» Challenge:
Copy every line of the data that includes the string "user".

[Dataset entries]
########################################
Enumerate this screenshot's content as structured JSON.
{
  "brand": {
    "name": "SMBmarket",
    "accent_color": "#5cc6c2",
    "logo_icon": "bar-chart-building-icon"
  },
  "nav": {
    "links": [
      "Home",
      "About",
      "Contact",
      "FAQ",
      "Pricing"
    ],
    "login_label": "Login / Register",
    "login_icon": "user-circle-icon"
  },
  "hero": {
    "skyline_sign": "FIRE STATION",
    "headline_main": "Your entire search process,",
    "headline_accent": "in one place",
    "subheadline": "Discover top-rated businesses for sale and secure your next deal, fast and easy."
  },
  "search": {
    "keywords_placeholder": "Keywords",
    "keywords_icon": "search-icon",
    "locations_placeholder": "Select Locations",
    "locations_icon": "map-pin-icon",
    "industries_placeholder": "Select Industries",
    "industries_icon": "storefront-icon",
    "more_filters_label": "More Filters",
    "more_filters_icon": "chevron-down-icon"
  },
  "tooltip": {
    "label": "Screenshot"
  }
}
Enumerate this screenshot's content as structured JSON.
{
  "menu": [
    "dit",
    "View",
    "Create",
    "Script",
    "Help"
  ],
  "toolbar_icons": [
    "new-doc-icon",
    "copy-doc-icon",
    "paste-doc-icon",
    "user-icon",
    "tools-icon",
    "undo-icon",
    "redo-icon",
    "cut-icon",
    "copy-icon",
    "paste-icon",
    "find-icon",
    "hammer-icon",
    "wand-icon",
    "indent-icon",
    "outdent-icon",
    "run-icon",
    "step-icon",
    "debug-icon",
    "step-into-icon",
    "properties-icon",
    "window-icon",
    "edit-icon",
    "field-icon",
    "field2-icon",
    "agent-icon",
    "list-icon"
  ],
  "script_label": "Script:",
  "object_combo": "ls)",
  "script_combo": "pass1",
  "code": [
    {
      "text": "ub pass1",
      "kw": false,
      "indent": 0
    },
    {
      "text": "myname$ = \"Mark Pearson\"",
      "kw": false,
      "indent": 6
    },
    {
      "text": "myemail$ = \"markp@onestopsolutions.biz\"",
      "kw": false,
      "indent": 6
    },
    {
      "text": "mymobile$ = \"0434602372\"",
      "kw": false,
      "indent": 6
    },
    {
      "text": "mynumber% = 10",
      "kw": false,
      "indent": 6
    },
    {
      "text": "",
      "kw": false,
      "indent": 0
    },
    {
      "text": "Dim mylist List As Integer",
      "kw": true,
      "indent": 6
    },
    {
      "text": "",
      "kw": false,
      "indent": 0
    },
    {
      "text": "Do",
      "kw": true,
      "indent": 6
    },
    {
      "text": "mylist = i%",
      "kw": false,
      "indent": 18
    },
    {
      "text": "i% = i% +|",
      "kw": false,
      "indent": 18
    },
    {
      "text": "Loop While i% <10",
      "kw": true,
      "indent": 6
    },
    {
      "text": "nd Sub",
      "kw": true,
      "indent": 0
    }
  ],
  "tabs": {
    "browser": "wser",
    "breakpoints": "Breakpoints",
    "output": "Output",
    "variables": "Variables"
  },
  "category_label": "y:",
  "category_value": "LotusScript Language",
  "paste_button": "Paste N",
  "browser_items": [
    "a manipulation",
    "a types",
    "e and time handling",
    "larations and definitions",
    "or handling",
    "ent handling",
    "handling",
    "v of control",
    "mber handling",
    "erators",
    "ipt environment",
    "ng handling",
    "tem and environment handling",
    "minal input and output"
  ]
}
########################################
» Exercise response:
    "login_icon": "user-circle-icon"
    "user-icon",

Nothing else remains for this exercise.